Written exercise » Repeat, exactly and completely, the material that follows. Omit the pictures.

Exercise inputs »
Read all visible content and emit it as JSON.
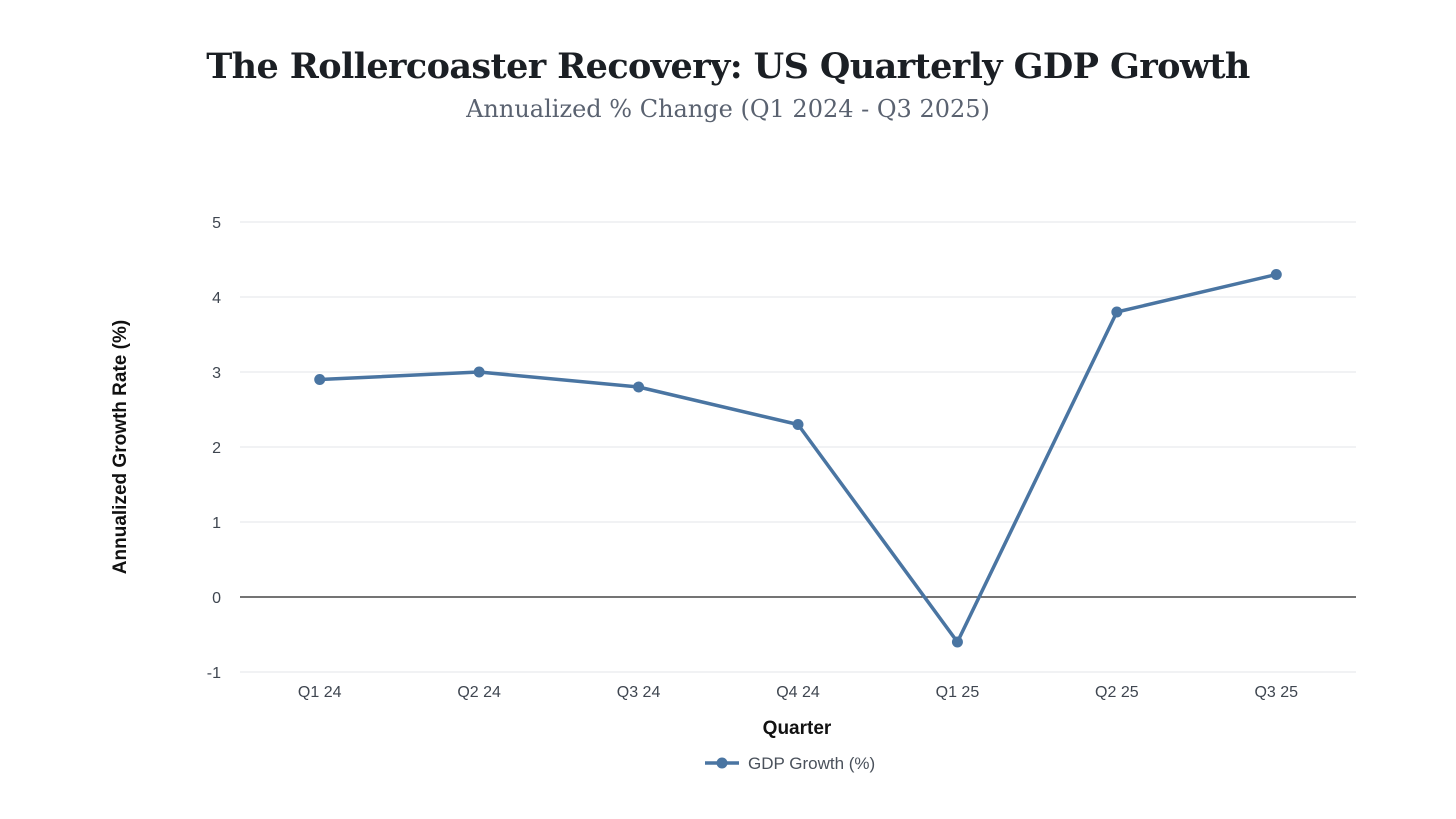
{
  "chart_data": {
    "type": "line",
    "title": "The Rollercoaster Recovery: US Quarterly GDP Growth",
    "subtitle": "Annualized % Change (Q1 2024 - Q3 2025)",
    "xlabel": "Quarter",
    "ylabel": "Annualized Growth Rate (%)",
    "categories": [
      "Q1 24",
      "Q2 24",
      "Q3 24",
      "Q4 24",
      "Q1 25",
      "Q2 25",
      "Q3 25"
    ],
    "yticks": [
      -1,
      0,
      1,
      2,
      3,
      4,
      5
    ],
    "ylim": [
      -1,
      5
    ],
    "grid": true,
    "zero_line": true,
    "legend_position": "bottom-center",
    "series": [
      {
        "name": "GDP Growth (%)",
        "color": "#4a75a2",
        "values": [
          2.9,
          3.0,
          2.8,
          2.3,
          -0.6,
          3.8,
          4.3
        ]
      }
    ]
  }
}
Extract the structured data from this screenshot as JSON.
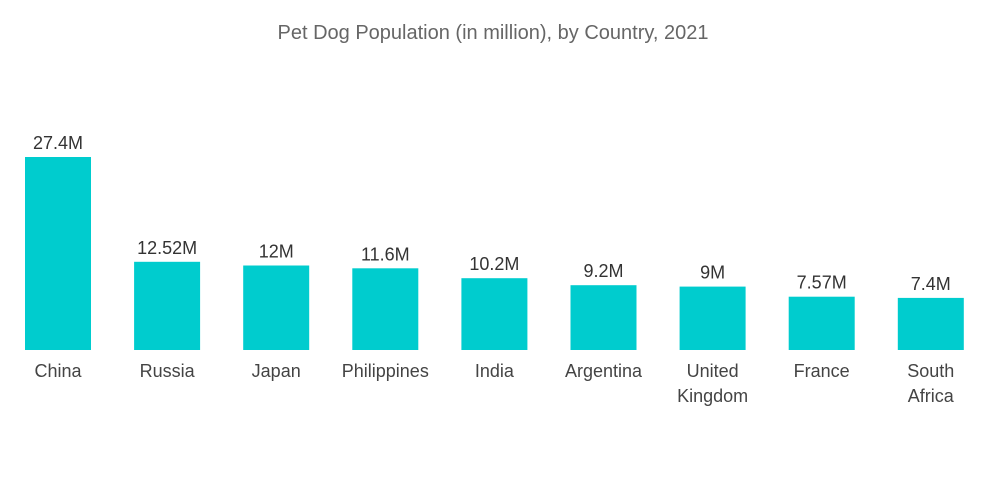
{
  "chart_data": {
    "type": "bar",
    "title": "Pet Dog Population (in million), by Country, 2021",
    "categories": [
      "China",
      "Russia",
      "Japan",
      "Philippines",
      "India",
      "Argentina",
      "United Kingdom",
      "France",
      "South Africa"
    ],
    "values": [
      27.4,
      12.52,
      12,
      11.6,
      10.2,
      9.2,
      9,
      7.57,
      7.4
    ],
    "value_labels": [
      "27.4M",
      "12.52M",
      "12M",
      "11.6M",
      "10.2M",
      "9.2M",
      "9M",
      "7.57M",
      "7.4M"
    ],
    "xlabel": "",
    "ylabel": "",
    "ylim": [
      0,
      27.4
    ],
    "grid": false,
    "legend": "none",
    "bar_color": "#00CCCE"
  }
}
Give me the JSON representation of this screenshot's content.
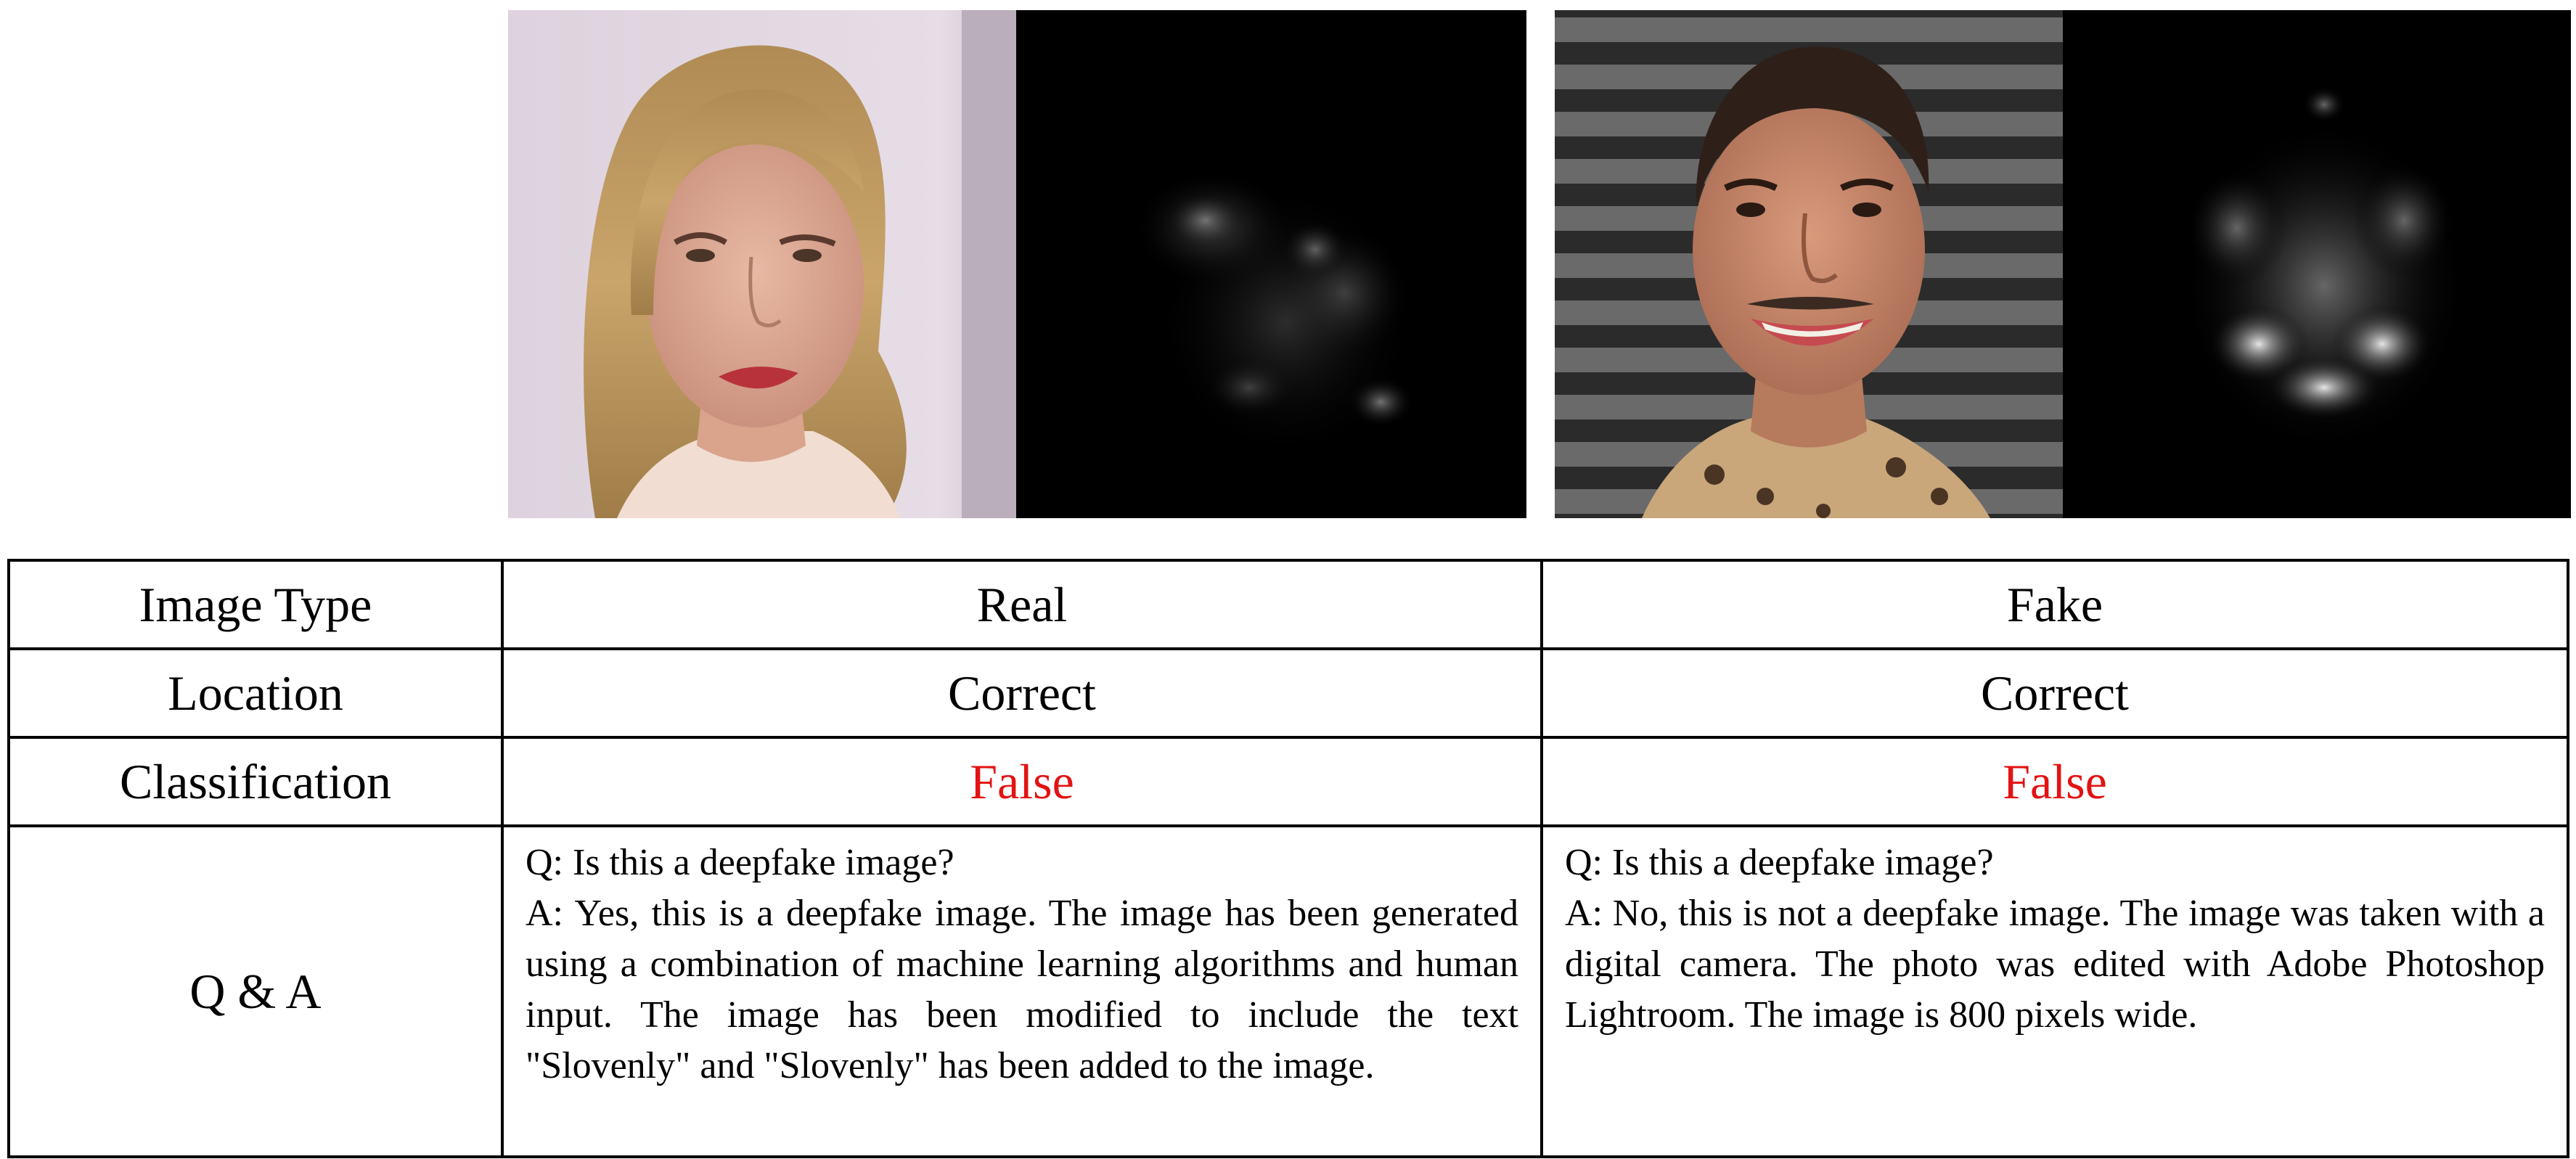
{
  "figure": {
    "panels": [
      {
        "kind": "real",
        "photo_icon": "face-photo-blonde-woman",
        "heatmap_icon": "attention-heatmap"
      },
      {
        "kind": "fake",
        "photo_icon": "face-photo-smiling-person",
        "heatmap_icon": "attention-heatmap"
      }
    ]
  },
  "table": {
    "rows": [
      {
        "label": "Image Type",
        "real": "Real",
        "fake": "Fake"
      },
      {
        "label": "Location",
        "real": "Correct",
        "fake": "Correct"
      },
      {
        "label": "Classification",
        "real": "False",
        "fake": "False"
      }
    ],
    "qa": {
      "label": "Q & A",
      "real": {
        "question": "Q: Is this a deepfake image?",
        "answer": "A: Yes, this is a deepfake image. The image has been generated using a combination of machine learning algorithms and human input. The image has been modified to include the text \"Slovenly\" and \"Slovenly\" has been added to the image."
      },
      "fake": {
        "question": "Q: Is this a deepfake image?",
        "answer": "A: No, this is not a deepfake image. The image was taken with a digital camera. The photo was edited with Adobe Photoshop Lightroom. The image is 800 pixels wide."
      }
    }
  },
  "colors": {
    "false_text": "#e31313",
    "border": "#000000"
  }
}
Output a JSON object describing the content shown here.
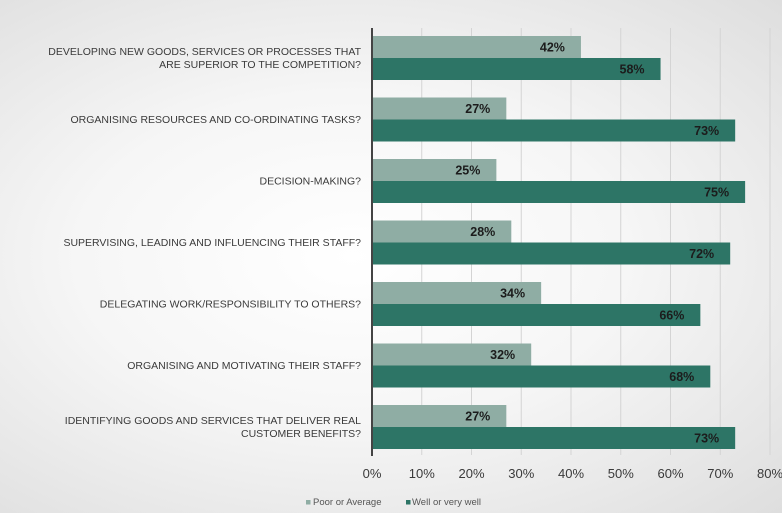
{
  "chart_data": {
    "type": "bar",
    "orientation": "horizontal",
    "categories": [
      [
        "DEVELOPING NEW GOODS, SERVICES OR PROCESSES THAT",
        "ARE SUPERIOR TO THE COMPETITION?"
      ],
      [
        "ORGANISING RESOURCES AND CO-ORDINATING TASKS?"
      ],
      [
        "DECISION-MAKING?"
      ],
      [
        "SUPERVISING, LEADING AND INFLUENCING THEIR STAFF?"
      ],
      [
        "DELEGATING WORK/RESPONSIBILITY TO OTHERS?"
      ],
      [
        "ORGANISING AND MOTIVATING THEIR STAFF?"
      ],
      [
        "IDENTIFYING GOODS AND SERVICES THAT DELIVER REAL",
        "CUSTOMER BENEFITS?"
      ]
    ],
    "series": [
      {
        "name": "Poor or Average",
        "color": "#8fada4",
        "values": [
          42,
          27,
          25,
          28,
          34,
          32,
          27
        ]
      },
      {
        "name": "Well or very well",
        "color": "#2d7566",
        "values": [
          58,
          73,
          75,
          72,
          66,
          68,
          73
        ]
      }
    ],
    "value_suffix": "%",
    "xlim": [
      0,
      80
    ],
    "xticks": [
      "0%",
      "10%",
      "20%",
      "30%",
      "40%",
      "50%",
      "60%",
      "70%",
      "80%"
    ],
    "grid": "vertical",
    "legend_position": "bottom"
  }
}
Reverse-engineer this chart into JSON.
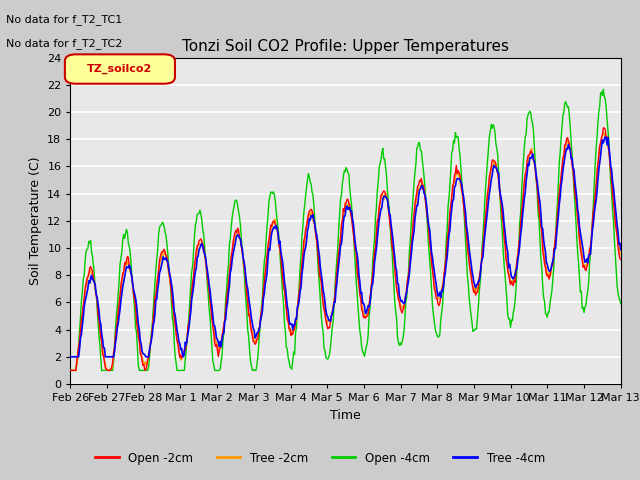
{
  "title": "Tonzi Soil CO2 Profile: Upper Temperatures",
  "ylabel": "Soil Temperature (C)",
  "xlabel": "Time",
  "annotations": [
    "No data for f_T2_TC1",
    "No data for f_T2_TC2"
  ],
  "legend_label": "TZ_soilco2",
  "legend_bg": "#FFFF99",
  "legend_border": "#CC0000",
  "ylim": [
    0,
    24
  ],
  "yticks": [
    0,
    2,
    4,
    6,
    8,
    10,
    12,
    14,
    16,
    18,
    20,
    22,
    24
  ],
  "x_labels": [
    "Feb 26",
    "Feb 27",
    "Feb 28",
    "Mar 1",
    "Mar 2",
    "Mar 3",
    "Mar 4",
    "Mar 5",
    "Mar 6",
    "Mar 7",
    "Mar 8",
    "Mar 9",
    "Mar 10",
    "Mar 11",
    "Mar 12",
    "Mar 13"
  ],
  "colors": {
    "open_2cm": "#FF0000",
    "tree_2cm": "#FF9900",
    "open_4cm": "#00CC00",
    "tree_4cm": "#0000FF"
  },
  "line_labels": [
    "Open -2cm",
    "Tree -2cm",
    "Open -4cm",
    "Tree -4cm"
  ],
  "fig_bg": "#CCCCCC",
  "plot_bg": "#E8E8E8",
  "grid_color": "#FFFFFF",
  "n_points": 600
}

Correct answer »
Read all visible content and emit it as JSON.
{
  "chart_data": {
    "type": "line",
    "title": "The Rollercoaster Recovery: US Quarterly GDP Growth",
    "subtitle": "Annualized % Change (Q1 2024 - Q3 2025)",
    "xlabel": "Quarter",
    "ylabel": "Annualized Growth Rate (%)",
    "categories": [
      "Q1 24",
      "Q2 24",
      "Q3 24",
      "Q4 24",
      "Q1 25",
      "Q2 25",
      "Q3 25"
    ],
    "yticks": [
      -1,
      0,
      1,
      2,
      3,
      4,
      5
    ],
    "ylim": [
      -1,
      5
    ],
    "grid": true,
    "zero_line": true,
    "legend_position": "bottom-center",
    "series": [
      {
        "name": "GDP Growth (%)",
        "color": "#4a75a2",
        "values": [
          2.9,
          3.0,
          2.8,
          2.3,
          -0.6,
          3.8,
          4.3
        ]
      }
    ]
  }
}
Extract the structured data from this screenshot as JSON.
{
  "chart_data": {
    "type": "bar",
    "title": "Pet Dog Population (in million), by Country, 2021",
    "categories": [
      "China",
      "Russia",
      "Japan",
      "Philippines",
      "India",
      "Argentina",
      "United Kingdom",
      "France",
      "South Africa"
    ],
    "values": [
      27.4,
      12.52,
      12,
      11.6,
      10.2,
      9.2,
      9,
      7.57,
      7.4
    ],
    "value_labels": [
      "27.4M",
      "12.52M",
      "12M",
      "11.6M",
      "10.2M",
      "9.2M",
      "9M",
      "7.57M",
      "7.4M"
    ],
    "xlabel": "",
    "ylabel": "",
    "ylim": [
      0,
      27.4
    ],
    "grid": false,
    "legend": "none",
    "bar_color": "#00CCCE"
  }
}
Give me the JSON representation of this screenshot's content.
{
  "figure": {
    "panels": [
      {
        "kind": "real",
        "photo_icon": "face-photo-blonde-woman",
        "heatmap_icon": "attention-heatmap"
      },
      {
        "kind": "fake",
        "photo_icon": "face-photo-smiling-person",
        "heatmap_icon": "attention-heatmap"
      }
    ]
  },
  "table": {
    "rows": [
      {
        "label": "Image Type",
        "real": "Real",
        "fake": "Fake"
      },
      {
        "label": "Location",
        "real": "Correct",
        "fake": "Correct"
      },
      {
        "label": "Classification",
        "real": "False",
        "fake": "False"
      }
    ],
    "qa": {
      "label": "Q & A",
      "real": {
        "question": "Q: Is this a deepfake image?",
        "answer": "A: Yes, this is a deepfake image. The image has been generated using a combination of machine learning algorithms and human input. The image has been modified to include the text \"Slovenly\" and \"Slovenly\" has been added to the image."
      },
      "fake": {
        "question": "Q: Is this a deepfake image?",
        "answer": "A: No, this is not a deepfake image. The image was taken with a digital camera. The photo was edited with Adobe Photoshop Lightroom. The image is 800 pixels wide."
      }
    }
  },
  "colors": {
    "false_text": "#e31313",
    "border": "#000000"
  }
}
Output a JSON object describing the content shown here.
{
  "chart_data": {
    "type": "bar",
    "orientation": "horizontal",
    "categories": [
      [
        "DEVELOPING NEW GOODS, SERVICES OR PROCESSES THAT",
        "ARE SUPERIOR TO THE COMPETITION?"
      ],
      [
        "ORGANISING RESOURCES AND CO-ORDINATING TASKS?"
      ],
      [
        "DECISION-MAKING?"
      ],
      [
        "SUPERVISING, LEADING AND INFLUENCING THEIR STAFF?"
      ],
      [
        "DELEGATING WORK/RESPONSIBILITY TO OTHERS?"
      ],
      [
        "ORGANISING AND MOTIVATING THEIR STAFF?"
      ],
      [
        "IDENTIFYING GOODS AND SERVICES THAT DELIVER REAL",
        "CUSTOMER BENEFITS?"
      ]
    ],
    "series": [
      {
        "name": "Poor or Average",
        "color": "#8fada4",
        "values": [
          42,
          27,
          25,
          28,
          34,
          32,
          27
        ]
      },
      {
        "name": "Well or very well",
        "color": "#2d7566",
        "values": [
          58,
          73,
          75,
          72,
          66,
          68,
          73
        ]
      }
    ],
    "value_suffix": "%",
    "xlim": [
      0,
      80
    ],
    "xticks": [
      "0%",
      "10%",
      "20%",
      "30%",
      "40%",
      "50%",
      "60%",
      "70%",
      "80%"
    ],
    "grid": "vertical",
    "legend_position": "bottom"
  }
}
Reverse-engineer this chart into JSON.
{
  "title": "Tonzi Soil CO2 Profile: Upper Temperatures",
  "ylabel": "Soil Temperature (C)",
  "xlabel": "Time",
  "annotations": [
    "No data for f_T2_TC1",
    "No data for f_T2_TC2"
  ],
  "legend_label": "TZ_soilco2",
  "legend_bg": "#FFFF99",
  "legend_border": "#CC0000",
  "ylim": [
    0,
    24
  ],
  "yticks": [
    0,
    2,
    4,
    6,
    8,
    10,
    12,
    14,
    16,
    18,
    20,
    22,
    24
  ],
  "x_labels": [
    "Feb 26",
    "Feb 27",
    "Feb 28",
    "Mar 1",
    "Mar 2",
    "Mar 3",
    "Mar 4",
    "Mar 5",
    "Mar 6",
    "Mar 7",
    "Mar 8",
    "Mar 9",
    "Mar 10",
    "Mar 11",
    "Mar 12",
    "Mar 13"
  ],
  "colors": {
    "open_2cm": "#FF0000",
    "tree_2cm": "#FF9900",
    "open_4cm": "#00CC00",
    "tree_4cm": "#0000FF"
  },
  "line_labels": [
    "Open -2cm",
    "Tree -2cm",
    "Open -4cm",
    "Tree -4cm"
  ],
  "fig_bg": "#CCCCCC",
  "plot_bg": "#E8E8E8",
  "grid_color": "#FFFFFF",
  "n_points": 600
}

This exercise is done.